## SUPPLIED MATERIAL
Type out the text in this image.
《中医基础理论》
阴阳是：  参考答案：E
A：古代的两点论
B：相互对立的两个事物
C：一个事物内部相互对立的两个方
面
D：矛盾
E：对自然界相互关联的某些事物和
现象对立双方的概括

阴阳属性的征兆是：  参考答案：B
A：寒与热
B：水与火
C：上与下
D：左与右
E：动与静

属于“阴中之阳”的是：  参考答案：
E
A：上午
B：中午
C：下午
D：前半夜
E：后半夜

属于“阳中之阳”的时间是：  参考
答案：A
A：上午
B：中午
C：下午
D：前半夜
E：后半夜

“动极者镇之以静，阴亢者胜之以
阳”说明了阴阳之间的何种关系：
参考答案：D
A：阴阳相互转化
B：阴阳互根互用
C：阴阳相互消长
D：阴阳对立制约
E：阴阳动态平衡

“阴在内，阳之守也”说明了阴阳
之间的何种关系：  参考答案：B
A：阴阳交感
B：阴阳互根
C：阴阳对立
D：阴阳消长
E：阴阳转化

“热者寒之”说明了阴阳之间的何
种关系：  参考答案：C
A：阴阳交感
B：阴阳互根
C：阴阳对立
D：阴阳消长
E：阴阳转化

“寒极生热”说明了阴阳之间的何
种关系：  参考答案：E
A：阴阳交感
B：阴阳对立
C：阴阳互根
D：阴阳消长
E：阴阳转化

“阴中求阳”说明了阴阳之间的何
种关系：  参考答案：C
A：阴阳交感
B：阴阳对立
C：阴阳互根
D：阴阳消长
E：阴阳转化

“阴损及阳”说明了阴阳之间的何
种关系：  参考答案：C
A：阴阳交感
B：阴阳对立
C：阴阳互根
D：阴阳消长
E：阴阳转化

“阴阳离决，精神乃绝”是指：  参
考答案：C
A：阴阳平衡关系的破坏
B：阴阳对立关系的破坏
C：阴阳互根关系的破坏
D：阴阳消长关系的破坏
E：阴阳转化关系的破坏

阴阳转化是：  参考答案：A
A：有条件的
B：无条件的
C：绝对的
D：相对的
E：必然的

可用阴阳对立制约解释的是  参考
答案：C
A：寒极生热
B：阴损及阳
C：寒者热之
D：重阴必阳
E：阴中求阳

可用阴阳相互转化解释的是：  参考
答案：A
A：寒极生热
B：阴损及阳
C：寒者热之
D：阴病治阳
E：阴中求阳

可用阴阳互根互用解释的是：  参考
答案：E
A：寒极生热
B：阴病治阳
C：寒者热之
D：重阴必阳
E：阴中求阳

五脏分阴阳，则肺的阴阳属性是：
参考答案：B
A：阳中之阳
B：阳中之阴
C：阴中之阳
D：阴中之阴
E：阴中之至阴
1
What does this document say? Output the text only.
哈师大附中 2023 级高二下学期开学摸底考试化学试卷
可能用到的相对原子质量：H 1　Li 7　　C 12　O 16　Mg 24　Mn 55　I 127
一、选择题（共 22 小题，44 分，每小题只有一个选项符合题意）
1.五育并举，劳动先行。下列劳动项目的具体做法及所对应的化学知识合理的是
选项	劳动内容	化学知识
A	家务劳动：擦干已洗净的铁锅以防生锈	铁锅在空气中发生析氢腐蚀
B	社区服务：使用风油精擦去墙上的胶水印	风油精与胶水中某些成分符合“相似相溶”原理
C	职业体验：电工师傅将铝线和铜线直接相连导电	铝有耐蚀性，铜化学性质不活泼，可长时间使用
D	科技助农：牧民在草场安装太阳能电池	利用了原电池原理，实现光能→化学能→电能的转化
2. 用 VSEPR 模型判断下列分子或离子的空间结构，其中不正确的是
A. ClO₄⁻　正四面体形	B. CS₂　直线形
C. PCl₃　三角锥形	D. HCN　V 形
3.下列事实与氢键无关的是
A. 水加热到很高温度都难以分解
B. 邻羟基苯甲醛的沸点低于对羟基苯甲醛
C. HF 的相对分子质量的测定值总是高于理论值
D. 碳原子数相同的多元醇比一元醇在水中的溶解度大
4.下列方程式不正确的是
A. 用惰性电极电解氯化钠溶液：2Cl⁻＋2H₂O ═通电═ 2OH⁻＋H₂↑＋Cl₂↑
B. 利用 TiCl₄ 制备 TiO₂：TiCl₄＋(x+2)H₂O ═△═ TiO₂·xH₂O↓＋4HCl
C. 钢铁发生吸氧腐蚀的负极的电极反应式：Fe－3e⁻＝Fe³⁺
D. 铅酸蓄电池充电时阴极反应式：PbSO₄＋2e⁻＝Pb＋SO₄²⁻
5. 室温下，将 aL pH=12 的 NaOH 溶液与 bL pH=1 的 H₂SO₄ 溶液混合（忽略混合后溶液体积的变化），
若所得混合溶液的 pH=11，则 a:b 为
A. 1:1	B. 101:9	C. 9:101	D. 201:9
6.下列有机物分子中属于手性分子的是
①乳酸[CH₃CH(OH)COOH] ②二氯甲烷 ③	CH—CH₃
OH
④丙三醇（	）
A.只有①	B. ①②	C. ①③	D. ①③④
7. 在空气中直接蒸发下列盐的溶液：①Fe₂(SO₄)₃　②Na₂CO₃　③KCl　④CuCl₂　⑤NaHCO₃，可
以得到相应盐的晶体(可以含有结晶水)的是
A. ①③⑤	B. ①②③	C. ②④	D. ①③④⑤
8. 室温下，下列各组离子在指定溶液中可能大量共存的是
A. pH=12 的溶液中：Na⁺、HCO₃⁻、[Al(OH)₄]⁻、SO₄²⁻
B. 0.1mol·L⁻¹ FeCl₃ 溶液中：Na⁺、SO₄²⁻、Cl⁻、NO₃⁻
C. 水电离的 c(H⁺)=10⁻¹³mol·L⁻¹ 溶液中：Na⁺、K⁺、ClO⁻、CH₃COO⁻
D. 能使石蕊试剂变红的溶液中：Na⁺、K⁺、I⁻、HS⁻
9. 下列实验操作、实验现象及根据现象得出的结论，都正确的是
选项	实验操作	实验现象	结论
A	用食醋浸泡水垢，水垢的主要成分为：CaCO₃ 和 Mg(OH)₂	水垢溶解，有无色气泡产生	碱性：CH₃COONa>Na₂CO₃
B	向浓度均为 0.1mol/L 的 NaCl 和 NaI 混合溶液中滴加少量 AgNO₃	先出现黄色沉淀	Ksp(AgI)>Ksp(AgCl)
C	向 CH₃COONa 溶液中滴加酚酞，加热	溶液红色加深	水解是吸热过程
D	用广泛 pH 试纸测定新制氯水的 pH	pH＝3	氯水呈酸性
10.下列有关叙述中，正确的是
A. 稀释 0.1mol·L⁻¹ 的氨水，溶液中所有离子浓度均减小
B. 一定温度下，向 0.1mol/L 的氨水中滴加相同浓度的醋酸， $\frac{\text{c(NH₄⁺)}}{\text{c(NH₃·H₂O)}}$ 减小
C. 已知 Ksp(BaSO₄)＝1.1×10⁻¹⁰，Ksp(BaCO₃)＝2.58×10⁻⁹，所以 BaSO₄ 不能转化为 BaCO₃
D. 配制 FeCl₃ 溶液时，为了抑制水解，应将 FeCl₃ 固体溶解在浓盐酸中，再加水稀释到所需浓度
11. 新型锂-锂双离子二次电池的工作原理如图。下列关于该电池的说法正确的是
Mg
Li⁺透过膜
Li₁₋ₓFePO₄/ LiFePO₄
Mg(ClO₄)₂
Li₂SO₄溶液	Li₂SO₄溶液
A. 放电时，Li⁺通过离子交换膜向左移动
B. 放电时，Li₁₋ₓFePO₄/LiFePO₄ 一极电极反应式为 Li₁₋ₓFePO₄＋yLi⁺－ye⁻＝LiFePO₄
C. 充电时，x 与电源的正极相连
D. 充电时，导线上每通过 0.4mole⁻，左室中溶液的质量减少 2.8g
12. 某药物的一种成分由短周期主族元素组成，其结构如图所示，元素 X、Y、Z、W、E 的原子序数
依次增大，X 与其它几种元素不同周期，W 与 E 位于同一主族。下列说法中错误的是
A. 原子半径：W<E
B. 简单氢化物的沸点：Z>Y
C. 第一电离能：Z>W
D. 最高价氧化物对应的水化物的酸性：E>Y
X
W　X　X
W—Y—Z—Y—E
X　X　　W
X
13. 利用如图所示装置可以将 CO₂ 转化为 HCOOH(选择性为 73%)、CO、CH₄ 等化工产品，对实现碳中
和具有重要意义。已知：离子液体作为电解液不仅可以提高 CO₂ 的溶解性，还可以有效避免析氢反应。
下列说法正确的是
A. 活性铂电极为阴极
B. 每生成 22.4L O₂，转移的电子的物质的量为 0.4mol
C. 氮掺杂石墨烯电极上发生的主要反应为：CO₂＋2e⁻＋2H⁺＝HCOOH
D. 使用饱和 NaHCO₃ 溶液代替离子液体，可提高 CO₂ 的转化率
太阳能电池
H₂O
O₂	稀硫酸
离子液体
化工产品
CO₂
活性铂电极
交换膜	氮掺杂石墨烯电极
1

## EXERCISE DESCRIPTION
Using the listing above, return all lines where the word "LiFePO₄" occurs.

## RESULT OF THE EXERCISE
Li₁₋ₓFePO₄/ LiFePO₄
B. 放电时，Li₁₋ₓFePO₄/LiFePO₄ 一极电极反应式为 Li₁₋ₓFePO₄＋yLi⁺－ye⁻＝LiFePO₄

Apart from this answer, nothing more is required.